• [Required work]:
Collect each line of the records containing the string "name".
▽
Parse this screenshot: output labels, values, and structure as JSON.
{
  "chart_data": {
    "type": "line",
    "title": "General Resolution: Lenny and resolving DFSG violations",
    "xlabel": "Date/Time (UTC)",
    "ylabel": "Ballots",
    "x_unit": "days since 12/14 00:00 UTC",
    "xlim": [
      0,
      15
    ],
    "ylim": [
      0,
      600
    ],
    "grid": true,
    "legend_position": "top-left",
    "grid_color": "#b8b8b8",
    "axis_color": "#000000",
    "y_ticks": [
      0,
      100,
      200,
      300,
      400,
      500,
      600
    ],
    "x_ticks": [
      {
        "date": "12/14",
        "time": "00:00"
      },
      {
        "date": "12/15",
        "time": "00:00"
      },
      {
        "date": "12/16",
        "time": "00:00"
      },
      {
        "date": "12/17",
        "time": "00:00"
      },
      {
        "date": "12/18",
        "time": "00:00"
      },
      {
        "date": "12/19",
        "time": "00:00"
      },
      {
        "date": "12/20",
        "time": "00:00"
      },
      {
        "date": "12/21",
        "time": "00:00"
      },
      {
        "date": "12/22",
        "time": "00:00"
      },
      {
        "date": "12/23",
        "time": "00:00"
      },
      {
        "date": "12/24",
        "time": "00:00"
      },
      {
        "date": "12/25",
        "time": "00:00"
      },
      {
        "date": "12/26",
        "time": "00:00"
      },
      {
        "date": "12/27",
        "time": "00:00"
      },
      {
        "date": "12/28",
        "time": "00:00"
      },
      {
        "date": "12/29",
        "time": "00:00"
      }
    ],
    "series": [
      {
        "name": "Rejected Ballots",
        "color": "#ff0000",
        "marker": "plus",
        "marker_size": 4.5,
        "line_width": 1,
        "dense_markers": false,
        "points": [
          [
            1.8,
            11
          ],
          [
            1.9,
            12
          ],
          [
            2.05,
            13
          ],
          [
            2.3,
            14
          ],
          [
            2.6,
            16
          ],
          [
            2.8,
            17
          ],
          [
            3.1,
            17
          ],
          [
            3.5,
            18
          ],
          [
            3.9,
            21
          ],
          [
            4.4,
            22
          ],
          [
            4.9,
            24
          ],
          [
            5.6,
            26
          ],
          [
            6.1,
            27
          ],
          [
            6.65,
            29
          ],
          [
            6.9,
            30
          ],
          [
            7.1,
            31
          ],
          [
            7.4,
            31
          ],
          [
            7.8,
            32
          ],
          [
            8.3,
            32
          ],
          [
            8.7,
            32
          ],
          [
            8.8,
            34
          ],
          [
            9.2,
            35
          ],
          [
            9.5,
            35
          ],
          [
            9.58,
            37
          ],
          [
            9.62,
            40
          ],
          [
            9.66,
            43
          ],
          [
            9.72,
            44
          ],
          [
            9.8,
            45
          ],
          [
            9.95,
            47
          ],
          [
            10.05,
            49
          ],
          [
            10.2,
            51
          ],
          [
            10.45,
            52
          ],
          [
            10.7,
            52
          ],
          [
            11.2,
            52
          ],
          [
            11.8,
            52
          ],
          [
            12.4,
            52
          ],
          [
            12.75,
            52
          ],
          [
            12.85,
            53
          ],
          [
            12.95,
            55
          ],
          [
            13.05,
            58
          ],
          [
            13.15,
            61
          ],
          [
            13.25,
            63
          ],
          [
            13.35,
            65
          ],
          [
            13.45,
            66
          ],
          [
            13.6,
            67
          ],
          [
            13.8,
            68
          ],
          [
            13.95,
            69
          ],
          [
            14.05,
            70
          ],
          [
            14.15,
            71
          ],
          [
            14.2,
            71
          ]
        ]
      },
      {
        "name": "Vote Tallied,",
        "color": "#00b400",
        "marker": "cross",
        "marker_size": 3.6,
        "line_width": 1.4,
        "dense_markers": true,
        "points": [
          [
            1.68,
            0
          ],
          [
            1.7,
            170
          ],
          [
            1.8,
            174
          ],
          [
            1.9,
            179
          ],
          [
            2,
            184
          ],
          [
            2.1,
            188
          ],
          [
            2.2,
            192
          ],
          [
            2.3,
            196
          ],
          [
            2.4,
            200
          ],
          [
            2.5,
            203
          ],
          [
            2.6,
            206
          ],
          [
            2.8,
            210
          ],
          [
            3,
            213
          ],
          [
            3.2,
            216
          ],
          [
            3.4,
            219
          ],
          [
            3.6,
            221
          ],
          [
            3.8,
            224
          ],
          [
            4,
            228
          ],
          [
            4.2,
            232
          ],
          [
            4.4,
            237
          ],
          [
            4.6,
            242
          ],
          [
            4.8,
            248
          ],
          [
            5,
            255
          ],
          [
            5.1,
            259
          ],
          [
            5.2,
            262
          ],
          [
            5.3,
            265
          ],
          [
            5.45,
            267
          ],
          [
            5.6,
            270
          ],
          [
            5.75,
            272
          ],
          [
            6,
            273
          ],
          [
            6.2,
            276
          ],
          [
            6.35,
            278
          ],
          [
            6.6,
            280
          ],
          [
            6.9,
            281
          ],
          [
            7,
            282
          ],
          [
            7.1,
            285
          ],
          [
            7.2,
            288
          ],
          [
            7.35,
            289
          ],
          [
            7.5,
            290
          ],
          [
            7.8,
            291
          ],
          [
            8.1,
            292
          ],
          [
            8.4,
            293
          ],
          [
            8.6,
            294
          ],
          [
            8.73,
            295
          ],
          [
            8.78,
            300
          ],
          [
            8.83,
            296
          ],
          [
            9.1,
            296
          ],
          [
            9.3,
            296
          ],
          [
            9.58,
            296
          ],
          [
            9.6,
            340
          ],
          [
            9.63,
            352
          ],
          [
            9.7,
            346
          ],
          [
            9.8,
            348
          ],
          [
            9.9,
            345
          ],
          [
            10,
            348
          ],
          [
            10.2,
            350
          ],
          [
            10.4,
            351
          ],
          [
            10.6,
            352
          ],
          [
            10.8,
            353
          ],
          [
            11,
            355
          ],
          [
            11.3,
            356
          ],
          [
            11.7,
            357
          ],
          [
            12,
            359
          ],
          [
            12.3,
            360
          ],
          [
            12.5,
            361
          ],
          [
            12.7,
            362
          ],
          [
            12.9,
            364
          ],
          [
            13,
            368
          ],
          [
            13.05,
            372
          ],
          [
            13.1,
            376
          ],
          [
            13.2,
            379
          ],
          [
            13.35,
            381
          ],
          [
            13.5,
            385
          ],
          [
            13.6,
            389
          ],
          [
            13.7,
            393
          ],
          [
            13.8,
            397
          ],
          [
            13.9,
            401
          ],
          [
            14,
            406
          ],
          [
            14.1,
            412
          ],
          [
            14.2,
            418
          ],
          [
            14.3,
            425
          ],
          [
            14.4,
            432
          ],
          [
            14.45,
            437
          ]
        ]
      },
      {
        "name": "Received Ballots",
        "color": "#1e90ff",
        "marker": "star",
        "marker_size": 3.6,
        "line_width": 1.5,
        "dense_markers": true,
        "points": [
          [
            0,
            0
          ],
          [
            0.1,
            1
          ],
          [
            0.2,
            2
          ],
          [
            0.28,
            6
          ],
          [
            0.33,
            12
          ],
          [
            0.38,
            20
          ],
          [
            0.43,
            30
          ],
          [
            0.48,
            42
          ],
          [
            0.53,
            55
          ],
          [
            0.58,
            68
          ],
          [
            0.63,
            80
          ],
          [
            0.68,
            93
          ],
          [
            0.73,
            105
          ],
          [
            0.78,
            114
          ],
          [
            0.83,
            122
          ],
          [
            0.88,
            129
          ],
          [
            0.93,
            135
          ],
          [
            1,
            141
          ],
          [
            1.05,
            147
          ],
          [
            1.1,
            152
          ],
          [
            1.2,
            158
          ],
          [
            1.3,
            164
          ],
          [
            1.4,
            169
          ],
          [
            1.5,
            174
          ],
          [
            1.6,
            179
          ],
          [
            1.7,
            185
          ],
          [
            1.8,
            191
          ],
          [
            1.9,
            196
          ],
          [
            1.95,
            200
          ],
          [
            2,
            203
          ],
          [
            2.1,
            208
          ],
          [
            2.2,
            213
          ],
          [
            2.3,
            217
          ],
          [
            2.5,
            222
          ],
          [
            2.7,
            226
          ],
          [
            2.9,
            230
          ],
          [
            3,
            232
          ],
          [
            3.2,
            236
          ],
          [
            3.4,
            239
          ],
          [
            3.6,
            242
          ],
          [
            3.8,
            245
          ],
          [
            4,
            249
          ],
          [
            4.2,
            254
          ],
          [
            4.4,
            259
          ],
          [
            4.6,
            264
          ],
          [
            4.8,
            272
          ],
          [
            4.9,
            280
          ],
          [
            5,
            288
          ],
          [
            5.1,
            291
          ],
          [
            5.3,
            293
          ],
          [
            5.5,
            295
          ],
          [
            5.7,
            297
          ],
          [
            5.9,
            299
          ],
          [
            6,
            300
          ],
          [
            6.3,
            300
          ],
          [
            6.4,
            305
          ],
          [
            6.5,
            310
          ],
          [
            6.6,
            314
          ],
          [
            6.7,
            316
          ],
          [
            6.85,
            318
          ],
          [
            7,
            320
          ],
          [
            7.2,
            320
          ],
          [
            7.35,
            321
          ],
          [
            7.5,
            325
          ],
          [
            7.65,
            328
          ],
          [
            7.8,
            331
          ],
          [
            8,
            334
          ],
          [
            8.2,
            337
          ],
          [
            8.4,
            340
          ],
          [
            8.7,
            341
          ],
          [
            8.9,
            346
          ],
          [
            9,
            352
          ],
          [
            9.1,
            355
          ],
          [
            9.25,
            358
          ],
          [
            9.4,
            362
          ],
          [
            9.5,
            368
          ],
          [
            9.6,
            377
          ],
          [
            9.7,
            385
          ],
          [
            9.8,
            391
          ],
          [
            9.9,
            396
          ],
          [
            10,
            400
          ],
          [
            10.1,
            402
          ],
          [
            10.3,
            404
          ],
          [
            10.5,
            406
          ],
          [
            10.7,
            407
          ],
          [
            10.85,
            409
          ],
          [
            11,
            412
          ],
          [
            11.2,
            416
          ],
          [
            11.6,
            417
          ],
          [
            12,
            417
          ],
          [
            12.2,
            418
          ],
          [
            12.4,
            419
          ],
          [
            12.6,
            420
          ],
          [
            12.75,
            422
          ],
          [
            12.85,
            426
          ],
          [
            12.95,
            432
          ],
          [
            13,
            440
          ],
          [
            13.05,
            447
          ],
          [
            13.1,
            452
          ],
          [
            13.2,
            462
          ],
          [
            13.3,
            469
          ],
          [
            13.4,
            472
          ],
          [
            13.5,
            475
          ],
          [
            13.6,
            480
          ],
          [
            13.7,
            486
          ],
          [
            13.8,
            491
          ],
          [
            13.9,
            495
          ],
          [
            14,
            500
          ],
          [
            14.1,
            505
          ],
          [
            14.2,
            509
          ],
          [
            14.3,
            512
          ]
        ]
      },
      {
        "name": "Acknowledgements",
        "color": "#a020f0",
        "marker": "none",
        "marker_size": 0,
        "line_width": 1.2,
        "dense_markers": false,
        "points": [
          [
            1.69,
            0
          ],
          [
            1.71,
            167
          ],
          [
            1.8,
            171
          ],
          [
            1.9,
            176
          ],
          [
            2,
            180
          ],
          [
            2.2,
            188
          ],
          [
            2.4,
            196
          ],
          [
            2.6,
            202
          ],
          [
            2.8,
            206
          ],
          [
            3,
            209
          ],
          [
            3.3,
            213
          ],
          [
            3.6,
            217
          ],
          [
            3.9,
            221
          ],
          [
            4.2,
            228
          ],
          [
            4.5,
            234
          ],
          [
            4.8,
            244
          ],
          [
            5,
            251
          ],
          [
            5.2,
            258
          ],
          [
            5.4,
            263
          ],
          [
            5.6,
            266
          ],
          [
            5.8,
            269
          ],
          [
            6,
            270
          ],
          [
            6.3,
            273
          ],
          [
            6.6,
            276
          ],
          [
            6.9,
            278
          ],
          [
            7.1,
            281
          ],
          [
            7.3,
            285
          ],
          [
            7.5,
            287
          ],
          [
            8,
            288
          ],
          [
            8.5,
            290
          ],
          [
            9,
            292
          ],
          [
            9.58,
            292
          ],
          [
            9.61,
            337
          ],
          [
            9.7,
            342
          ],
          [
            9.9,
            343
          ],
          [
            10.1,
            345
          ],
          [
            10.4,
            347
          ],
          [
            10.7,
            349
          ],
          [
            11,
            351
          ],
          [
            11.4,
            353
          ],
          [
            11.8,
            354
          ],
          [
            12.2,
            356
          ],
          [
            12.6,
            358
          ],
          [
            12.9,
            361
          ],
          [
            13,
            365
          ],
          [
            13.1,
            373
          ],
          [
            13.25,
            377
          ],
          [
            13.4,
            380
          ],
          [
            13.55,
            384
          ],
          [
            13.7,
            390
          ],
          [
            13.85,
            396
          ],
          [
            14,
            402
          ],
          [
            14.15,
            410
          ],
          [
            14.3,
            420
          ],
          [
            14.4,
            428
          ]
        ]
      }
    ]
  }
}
△
• [The answer]:
        "name": "Rejected Ballots",
        "name": "Vote Tallied,",
        "name": "Received Ballots",
        "name": "Acknowledgements",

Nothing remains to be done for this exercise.